— begin Source document —

Their new album Sister Faith is available on Temporary Residence on April 30

You can check them out on FACEBOOK, their WEBSITE, and get hip to their music on their BANDCAMP.

Jordan: Who all is in coliseum? When did you guys start making music? How did you all know each other?

Ryan: I'm Ryan Patterson, I play guitar and sing. Kayhan Vaziri plays bass and Carter Wilson plays drums. The band formed in late 2003. I met Carter the day he auditioned to be in the band, we had a few mutual friends who put us in touch, and I met Kayhan through Carter, they have been best friends since they were kids. 

J: Your music has a ton of different styles in it. Did you approach making music with the style in mind or did it happen organically? What was the process like?

R: Originally the band started as a fairly straight forward dark, heavy punk/hardcore band, with a fairly specific sound in mind. We wrote and recorded our first album before we'd played a show, so once we started touring and playing full time we pretty quickly added more melodic and discordant elements, more influences from bands on the Dischord, Touch & Go, SST labels and that kind of world, music that was very close to our hearts and in our blood. (Our second release, the Goddamage EP, was heavily influenced by Pegboy, for example.) Over the years it changes with us, it evolves, devolves, ebbs, flows, etc. Each record is a snapshot of who we are at the time we wrote and recorded the songs. Just like a snapshot of a person at different points in their life, each time it will be different in some way.

J: How do you guys end up writing songs? Does someone take most of the duty and the team follow?

R: I generally write most of the material on my own. I demo blueprints of the songs then give them to the other guys to get familiar with at which point they add their take, make their respective parts better and more interesting and we deconstruct and rearrange the songs if we chose, or just leave them as they were originally written if that seems best. Sometimes we develop songs from small ideas at practice, sometimes songs start out one way and end up completely different, sometimes the other guys bring in songs or parts and we develop it from there. On our new album Sister Faith, Carter brought in an entire song he'd written and demoed. We worked on it, then eventually deconstructed it down to the one riff that stuck out the most for me… That song became "Used Blood." Most of the songs start with my ideas, but it really becomes a Coliseum song when we've all collaborated on it.

— end Source document —

Work instructions -
A. In the Coliseum interview, set down the passage between "Their new album" and "music on their BANDCAMP.", inclusive.
B. Answer these questions from the Coliseum interview:
(i) Who plays drums in the band?
(ii) When did the band form?
(iii) Which band heavily influenced the Goddamage EP?

— begin Extracted information —

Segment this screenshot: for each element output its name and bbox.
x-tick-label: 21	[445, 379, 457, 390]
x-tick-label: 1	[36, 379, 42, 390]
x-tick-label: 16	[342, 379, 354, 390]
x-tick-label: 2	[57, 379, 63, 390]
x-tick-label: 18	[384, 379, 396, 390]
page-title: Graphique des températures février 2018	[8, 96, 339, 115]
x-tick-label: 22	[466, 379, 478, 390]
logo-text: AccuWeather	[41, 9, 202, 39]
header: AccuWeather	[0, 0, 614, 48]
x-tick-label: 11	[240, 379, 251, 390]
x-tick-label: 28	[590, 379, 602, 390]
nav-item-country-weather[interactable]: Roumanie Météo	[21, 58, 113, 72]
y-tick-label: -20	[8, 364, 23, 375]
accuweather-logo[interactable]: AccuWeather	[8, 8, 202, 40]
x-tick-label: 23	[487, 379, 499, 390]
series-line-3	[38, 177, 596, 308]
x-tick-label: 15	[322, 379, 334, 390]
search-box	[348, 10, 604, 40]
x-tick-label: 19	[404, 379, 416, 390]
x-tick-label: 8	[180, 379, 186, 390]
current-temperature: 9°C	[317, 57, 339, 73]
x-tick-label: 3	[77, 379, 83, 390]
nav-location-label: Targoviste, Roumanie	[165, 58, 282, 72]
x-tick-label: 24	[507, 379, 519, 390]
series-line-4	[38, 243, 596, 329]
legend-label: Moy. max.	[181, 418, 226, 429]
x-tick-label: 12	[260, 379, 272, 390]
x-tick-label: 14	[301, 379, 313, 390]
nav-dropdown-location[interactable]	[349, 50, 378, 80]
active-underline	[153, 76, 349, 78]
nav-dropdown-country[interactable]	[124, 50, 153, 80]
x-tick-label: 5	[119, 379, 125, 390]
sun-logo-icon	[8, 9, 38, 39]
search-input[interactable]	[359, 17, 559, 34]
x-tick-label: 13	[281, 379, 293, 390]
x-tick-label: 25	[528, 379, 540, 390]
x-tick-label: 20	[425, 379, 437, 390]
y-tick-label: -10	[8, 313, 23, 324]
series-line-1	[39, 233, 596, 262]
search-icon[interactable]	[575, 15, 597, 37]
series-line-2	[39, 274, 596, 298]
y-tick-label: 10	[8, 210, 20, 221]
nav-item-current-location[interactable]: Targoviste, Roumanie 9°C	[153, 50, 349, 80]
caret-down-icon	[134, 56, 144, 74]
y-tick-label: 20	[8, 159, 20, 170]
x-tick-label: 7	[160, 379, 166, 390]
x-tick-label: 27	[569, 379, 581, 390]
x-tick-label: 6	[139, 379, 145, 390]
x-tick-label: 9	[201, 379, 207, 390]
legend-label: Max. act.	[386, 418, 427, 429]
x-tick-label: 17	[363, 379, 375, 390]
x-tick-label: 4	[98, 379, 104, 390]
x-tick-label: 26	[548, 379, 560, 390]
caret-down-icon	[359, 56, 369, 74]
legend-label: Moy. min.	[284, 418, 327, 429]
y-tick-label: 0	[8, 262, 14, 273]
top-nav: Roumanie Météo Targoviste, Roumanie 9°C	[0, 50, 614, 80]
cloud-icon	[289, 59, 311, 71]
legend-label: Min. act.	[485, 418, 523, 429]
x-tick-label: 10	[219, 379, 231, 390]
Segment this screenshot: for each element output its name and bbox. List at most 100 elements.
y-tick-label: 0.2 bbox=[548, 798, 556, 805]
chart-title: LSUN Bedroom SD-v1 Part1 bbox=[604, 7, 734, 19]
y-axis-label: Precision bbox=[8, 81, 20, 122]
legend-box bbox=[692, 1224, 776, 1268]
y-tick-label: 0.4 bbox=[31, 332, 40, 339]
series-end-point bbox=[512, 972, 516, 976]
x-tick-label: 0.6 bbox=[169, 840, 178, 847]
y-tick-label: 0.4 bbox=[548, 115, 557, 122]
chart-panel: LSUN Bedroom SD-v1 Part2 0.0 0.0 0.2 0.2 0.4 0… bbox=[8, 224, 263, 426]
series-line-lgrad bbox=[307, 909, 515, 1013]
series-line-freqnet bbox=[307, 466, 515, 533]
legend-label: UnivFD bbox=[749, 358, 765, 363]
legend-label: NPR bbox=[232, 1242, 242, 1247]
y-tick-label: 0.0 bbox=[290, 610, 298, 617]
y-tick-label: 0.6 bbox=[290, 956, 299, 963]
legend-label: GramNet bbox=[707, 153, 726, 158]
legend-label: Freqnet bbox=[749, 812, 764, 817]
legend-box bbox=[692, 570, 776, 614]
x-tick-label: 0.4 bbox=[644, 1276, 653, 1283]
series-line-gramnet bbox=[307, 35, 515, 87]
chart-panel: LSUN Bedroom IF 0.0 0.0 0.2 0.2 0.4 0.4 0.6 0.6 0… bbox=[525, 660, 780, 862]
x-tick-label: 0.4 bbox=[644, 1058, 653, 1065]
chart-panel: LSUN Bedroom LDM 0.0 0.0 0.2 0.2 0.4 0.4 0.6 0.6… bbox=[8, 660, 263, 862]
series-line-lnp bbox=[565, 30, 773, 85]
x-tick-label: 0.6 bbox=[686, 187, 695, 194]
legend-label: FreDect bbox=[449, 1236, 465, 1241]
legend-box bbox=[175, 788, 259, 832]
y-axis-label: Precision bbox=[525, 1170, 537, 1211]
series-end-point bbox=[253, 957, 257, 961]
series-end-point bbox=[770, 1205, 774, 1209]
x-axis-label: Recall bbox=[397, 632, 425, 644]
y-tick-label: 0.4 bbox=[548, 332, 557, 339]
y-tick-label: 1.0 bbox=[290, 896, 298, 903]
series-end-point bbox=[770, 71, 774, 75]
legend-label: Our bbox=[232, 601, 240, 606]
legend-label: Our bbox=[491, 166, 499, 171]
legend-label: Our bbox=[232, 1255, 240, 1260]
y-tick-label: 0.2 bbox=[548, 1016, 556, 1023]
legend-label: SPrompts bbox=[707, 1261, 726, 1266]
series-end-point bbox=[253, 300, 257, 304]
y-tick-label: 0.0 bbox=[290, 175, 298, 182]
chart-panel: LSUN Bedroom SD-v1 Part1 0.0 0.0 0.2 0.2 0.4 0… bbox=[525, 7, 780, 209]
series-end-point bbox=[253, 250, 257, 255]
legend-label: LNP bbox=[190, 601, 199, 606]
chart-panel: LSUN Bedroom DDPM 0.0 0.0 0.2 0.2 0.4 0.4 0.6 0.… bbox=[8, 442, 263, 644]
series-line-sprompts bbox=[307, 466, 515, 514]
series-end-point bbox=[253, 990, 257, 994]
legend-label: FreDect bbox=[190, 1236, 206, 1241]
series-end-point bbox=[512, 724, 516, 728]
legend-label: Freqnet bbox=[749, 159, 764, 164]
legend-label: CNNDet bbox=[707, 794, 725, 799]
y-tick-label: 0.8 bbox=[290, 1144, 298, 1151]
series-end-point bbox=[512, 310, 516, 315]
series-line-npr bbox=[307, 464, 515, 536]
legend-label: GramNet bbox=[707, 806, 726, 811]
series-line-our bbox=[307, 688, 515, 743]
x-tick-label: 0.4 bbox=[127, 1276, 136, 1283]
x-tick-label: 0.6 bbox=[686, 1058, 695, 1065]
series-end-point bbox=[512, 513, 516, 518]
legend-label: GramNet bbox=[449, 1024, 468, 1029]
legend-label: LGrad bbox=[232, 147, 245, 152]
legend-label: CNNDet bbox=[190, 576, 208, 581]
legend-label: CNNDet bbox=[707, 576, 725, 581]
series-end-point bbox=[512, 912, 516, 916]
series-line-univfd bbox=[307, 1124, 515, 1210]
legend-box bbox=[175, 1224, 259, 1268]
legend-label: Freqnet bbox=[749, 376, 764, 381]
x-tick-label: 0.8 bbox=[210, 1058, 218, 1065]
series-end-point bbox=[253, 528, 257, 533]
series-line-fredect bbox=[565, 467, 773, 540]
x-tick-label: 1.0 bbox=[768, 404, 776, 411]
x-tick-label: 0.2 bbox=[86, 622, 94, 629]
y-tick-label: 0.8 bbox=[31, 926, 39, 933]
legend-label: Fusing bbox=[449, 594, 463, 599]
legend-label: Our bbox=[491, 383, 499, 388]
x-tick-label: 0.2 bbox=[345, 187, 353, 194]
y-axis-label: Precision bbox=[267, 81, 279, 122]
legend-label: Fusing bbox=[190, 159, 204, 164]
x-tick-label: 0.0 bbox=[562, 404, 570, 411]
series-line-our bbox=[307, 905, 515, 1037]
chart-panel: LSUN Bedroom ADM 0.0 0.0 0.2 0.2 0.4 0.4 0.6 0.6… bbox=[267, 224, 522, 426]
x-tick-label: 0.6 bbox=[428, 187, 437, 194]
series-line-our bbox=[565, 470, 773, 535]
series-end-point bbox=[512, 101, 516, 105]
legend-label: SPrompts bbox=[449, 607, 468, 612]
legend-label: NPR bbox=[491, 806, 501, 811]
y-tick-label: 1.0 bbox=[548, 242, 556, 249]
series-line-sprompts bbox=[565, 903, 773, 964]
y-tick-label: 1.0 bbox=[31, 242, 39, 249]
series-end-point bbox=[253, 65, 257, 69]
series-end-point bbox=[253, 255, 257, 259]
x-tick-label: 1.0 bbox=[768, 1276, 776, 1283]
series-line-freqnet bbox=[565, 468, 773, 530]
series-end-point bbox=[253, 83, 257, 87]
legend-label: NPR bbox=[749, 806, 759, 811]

— end Extracted information —

Replies -
A.
Their new album Sister Faith is available on Temporary Residence on April 30

You can check them out on FACEBOOK, their WEBSITE, and get hip to their music on their BANDCAMP.

B.
(i) Carter Wilson
(ii) Late 2003
(iii) Pegboy